Description of the task »
Find all lines in the listing that include the word "spray", then copy them.

Task input »
-- begin --

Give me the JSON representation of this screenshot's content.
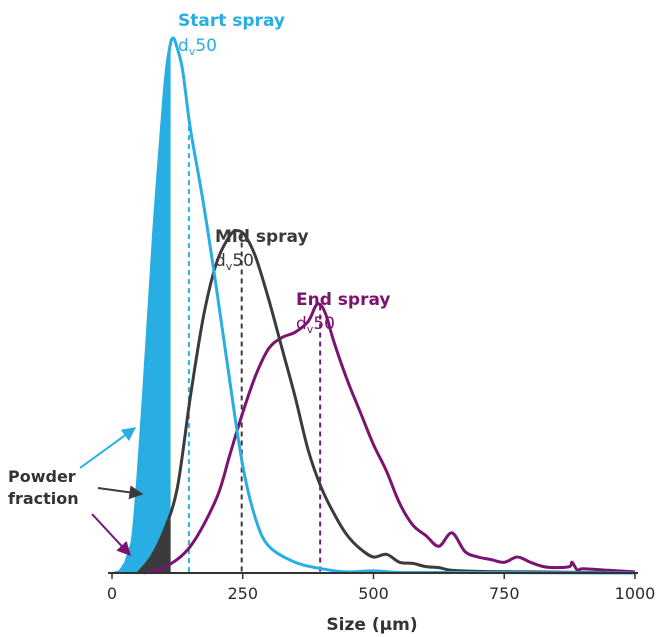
{
  "chart_data": {
    "type": "line",
    "xlabel": "Size (μm)",
    "ylabel": "",
    "xlim": [
      0,
      1000
    ],
    "x_ticks": [
      "0",
      "250",
      "500",
      "750",
      "1000"
    ],
    "y_axis_visible": false,
    "grid": false,
    "colors": {
      "start": "#29aee3",
      "mid": "#3b3b3b",
      "end": "#7b1370",
      "fill_start": "#29aee3",
      "fill_mid": "#3b3b3b"
    },
    "series": [
      {
        "name": "Start spray",
        "color": "#29aee3",
        "dv50_label": "dv50",
        "dv50": 147,
        "points": [
          [
            5,
            0.0
          ],
          [
            20,
            0.01
          ],
          [
            40,
            0.07
          ],
          [
            60,
            0.33
          ],
          [
            80,
            0.64
          ],
          [
            100,
            0.9
          ],
          [
            110,
            0.98
          ],
          [
            117,
            1.0
          ],
          [
            125,
            0.98
          ],
          [
            135,
            0.94
          ],
          [
            150,
            0.83
          ],
          [
            175,
            0.69
          ],
          [
            200,
            0.53
          ],
          [
            225,
            0.36
          ],
          [
            250,
            0.2
          ],
          [
            275,
            0.1
          ],
          [
            300,
            0.05
          ],
          [
            350,
            0.02
          ],
          [
            400,
            0.008
          ],
          [
            450,
            0.002
          ],
          [
            500,
            0.004
          ],
          [
            550,
            0.001
          ],
          [
            650,
            0.001
          ],
          [
            1000,
            0.0
          ]
        ]
      },
      {
        "name": "Mid spray",
        "color": "#3b3b3b",
        "dv50_label": "dv50",
        "dv50": 248,
        "points": [
          [
            50,
            0.0
          ],
          [
            75,
            0.03
          ],
          [
            100,
            0.08
          ],
          [
            125,
            0.16
          ],
          [
            150,
            0.33
          ],
          [
            175,
            0.48
          ],
          [
            200,
            0.58
          ],
          [
            225,
            0.63
          ],
          [
            240,
            0.64
          ],
          [
            255,
            0.63
          ],
          [
            275,
            0.59
          ],
          [
            300,
            0.51
          ],
          [
            325,
            0.42
          ],
          [
            350,
            0.33
          ],
          [
            375,
            0.23
          ],
          [
            400,
            0.16
          ],
          [
            425,
            0.11
          ],
          [
            450,
            0.07
          ],
          [
            475,
            0.045
          ],
          [
            500,
            0.03
          ],
          [
            525,
            0.035
          ],
          [
            550,
            0.02
          ],
          [
            575,
            0.018
          ],
          [
            600,
            0.012
          ],
          [
            625,
            0.01
          ],
          [
            650,
            0.005
          ],
          [
            700,
            0.003
          ],
          [
            800,
            0.002
          ],
          [
            1000,
            0.0
          ]
        ]
      },
      {
        "name": "End spray",
        "color": "#7b1370",
        "dv50_label": "dv50",
        "dv50": 398,
        "points": [
          [
            60,
            0.0
          ],
          [
            100,
            0.01
          ],
          [
            150,
            0.05
          ],
          [
            200,
            0.14
          ],
          [
            225,
            0.22
          ],
          [
            250,
            0.3
          ],
          [
            275,
            0.37
          ],
          [
            300,
            0.42
          ],
          [
            325,
            0.44
          ],
          [
            350,
            0.45
          ],
          [
            375,
            0.47
          ],
          [
            390,
            0.5
          ],
          [
            400,
            0.5
          ],
          [
            410,
            0.48
          ],
          [
            425,
            0.43
          ],
          [
            450,
            0.36
          ],
          [
            475,
            0.3
          ],
          [
            500,
            0.24
          ],
          [
            525,
            0.19
          ],
          [
            550,
            0.13
          ],
          [
            575,
            0.09
          ],
          [
            600,
            0.07
          ],
          [
            625,
            0.05
          ],
          [
            650,
            0.075
          ],
          [
            675,
            0.04
          ],
          [
            700,
            0.03
          ],
          [
            725,
            0.025
          ],
          [
            750,
            0.02
          ],
          [
            775,
            0.03
          ],
          [
            800,
            0.02
          ],
          [
            825,
            0.012
          ],
          [
            850,
            0.01
          ],
          [
            875,
            0.012
          ],
          [
            880,
            0.02
          ],
          [
            890,
            0.005
          ],
          [
            900,
            0.008
          ],
          [
            950,
            0.005
          ],
          [
            1000,
            0.002
          ]
        ]
      }
    ],
    "annotations": {
      "powder_fraction": [
        "Powder",
        "fraction"
      ],
      "fraction_cutoff": 112
    }
  }
}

-- end --

In response »
        "name": "Start spray",
        "name": "Mid spray",
        "name": "End spray",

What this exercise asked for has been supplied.